## AIM
Copy the lines of these records word for word, without changing anything.

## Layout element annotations

-=-=-

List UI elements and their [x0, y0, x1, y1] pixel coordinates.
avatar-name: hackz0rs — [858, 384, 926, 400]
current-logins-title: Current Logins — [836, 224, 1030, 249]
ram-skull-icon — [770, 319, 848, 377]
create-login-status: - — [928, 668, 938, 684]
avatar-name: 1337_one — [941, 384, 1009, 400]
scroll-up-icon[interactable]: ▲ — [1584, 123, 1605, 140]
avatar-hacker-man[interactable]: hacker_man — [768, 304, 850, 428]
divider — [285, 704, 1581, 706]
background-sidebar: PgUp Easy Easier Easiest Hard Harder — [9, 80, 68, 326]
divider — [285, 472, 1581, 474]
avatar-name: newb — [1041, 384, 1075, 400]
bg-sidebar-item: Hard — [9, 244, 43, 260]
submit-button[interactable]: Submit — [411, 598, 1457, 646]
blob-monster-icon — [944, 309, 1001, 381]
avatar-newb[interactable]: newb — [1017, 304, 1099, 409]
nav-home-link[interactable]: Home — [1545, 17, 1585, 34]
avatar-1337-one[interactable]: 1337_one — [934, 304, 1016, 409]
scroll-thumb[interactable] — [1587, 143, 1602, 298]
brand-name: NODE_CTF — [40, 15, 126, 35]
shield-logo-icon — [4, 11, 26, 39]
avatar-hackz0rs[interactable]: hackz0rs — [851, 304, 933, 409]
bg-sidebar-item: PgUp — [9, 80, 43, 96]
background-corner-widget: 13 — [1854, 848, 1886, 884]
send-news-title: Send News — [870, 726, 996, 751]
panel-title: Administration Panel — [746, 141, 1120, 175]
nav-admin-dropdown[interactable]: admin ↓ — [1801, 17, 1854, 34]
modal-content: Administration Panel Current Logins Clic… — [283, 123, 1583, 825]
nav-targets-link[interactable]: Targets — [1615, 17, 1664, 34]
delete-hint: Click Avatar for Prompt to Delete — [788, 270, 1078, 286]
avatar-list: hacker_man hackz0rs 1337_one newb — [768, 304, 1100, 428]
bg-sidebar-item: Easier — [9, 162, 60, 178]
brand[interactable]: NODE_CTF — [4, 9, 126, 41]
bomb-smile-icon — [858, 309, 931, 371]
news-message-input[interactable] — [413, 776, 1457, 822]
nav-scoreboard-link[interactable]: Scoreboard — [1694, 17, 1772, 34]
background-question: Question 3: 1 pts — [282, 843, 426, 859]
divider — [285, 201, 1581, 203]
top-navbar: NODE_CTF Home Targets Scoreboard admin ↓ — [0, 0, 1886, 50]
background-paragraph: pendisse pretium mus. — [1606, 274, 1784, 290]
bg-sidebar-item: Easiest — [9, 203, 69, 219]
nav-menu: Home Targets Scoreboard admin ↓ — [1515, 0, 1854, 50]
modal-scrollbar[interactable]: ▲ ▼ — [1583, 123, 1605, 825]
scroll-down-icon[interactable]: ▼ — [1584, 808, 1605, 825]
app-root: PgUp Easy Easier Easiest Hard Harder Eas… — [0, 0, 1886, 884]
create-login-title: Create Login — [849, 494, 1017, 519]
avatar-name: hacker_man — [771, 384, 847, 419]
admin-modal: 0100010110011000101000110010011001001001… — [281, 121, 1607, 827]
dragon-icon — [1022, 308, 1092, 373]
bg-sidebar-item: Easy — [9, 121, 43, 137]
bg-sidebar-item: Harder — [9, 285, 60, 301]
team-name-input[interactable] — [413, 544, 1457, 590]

-=-=-

## THE COMPLETED TASK
List UI elements and their [x0, y0, x1, y1] pixel coordinates.
avatar-name: hackz0rs — [858, 384, 926, 400]
current-logins-title: Current Logins — [836, 224, 1030, 249]
ram-skull-icon — [770, 319, 848, 377]
create-login-status: - — [928, 668, 938, 684]
avatar-name: 1337_one — [941, 384, 1009, 400]
scroll-up-icon[interactable]: ▲ — [1584, 123, 1605, 140]
avatar-hacker-man[interactable]: hacker_man — [768, 304, 850, 428]
divider — [285, 704, 1581, 706]
background-sidebar: PgUp Easy Easier Easiest Hard Harder — [9, 80, 68, 326]
divider — [285, 472, 1581, 474]
avatar-name: newb — [1041, 384, 1075, 400]
bg-sidebar-item: Hard — [9, 244, 43, 260]
submit-button[interactable]: Submit — [411, 598, 1457, 646]
blob-monster-icon — [944, 309, 1001, 381]
avatar-newb[interactable]: newb — [1017, 304, 1099, 409]
nav-home-link[interactable]: Home — [1545, 17, 1585, 34]
avatar-1337-one[interactable]: 1337_one — [934, 304, 1016, 409]
scroll-thumb[interactable] — [1587, 143, 1602, 298]
brand-name: NODE_CTF — [40, 15, 126, 35]
shield-logo-icon — [4, 11, 26, 39]
avatar-hackz0rs[interactable]: hackz0rs — [851, 304, 933, 409]
bg-sidebar-item: PgUp — [9, 80, 43, 96]
background-corner-widget: 13 — [1854, 848, 1886, 884]
send-news-title: Send News — [870, 726, 996, 751]
panel-title: Administration Panel — [746, 141, 1120, 175]
nav-admin-dropdown[interactable]: admin ↓ — [1801, 17, 1854, 34]
modal-content: Administration Panel Current Logins Clic… — [283, 123, 1583, 825]
nav-targets-link[interactable]: Targets — [1615, 17, 1664, 34]
delete-hint: Click Avatar for Prompt to Delete — [788, 270, 1078, 286]
avatar-list: hacker_man hackz0rs 1337_one newb — [768, 304, 1100, 428]
bg-sidebar-item: Easier — [9, 162, 60, 178]
brand[interactable]: NODE_CTF — [4, 9, 126, 41]
bomb-smile-icon — [858, 309, 931, 371]
news-message-input[interactable] — [413, 776, 1457, 822]
nav-scoreboard-link[interactable]: Scoreboard — [1694, 17, 1772, 34]
background-question: Question 3: 1 pts — [282, 843, 426, 859]
divider — [285, 201, 1581, 203]
top-navbar: NODE_CTF Home Targets Scoreboard admin ↓ — [0, 0, 1886, 50]
background-paragraph: pendisse pretium mus. — [1606, 274, 1784, 290]
bg-sidebar-item: Easiest — [9, 203, 69, 219]
nav-menu: Home Targets Scoreboard admin ↓ — [1515, 0, 1854, 50]
modal-scrollbar[interactable]: ▲ ▼ — [1583, 123, 1605, 825]
scroll-down-icon[interactable]: ▼ — [1584, 808, 1605, 825]
app-root: PgUp Easy Easier Easiest Hard Harder Eas… — [0, 0, 1886, 884]
create-login-title: Create Login — [849, 494, 1017, 519]
avatar-name: hacker_man — [771, 384, 847, 419]
admin-modal: 0100010110011000101000110010011001001001… — [281, 121, 1607, 827]
dragon-icon — [1022, 308, 1092, 373]
bg-sidebar-item: Easy — [9, 121, 43, 137]
bg-sidebar-item: Harder — [9, 285, 60, 301]
team-name-input[interactable] — [413, 544, 1457, 590]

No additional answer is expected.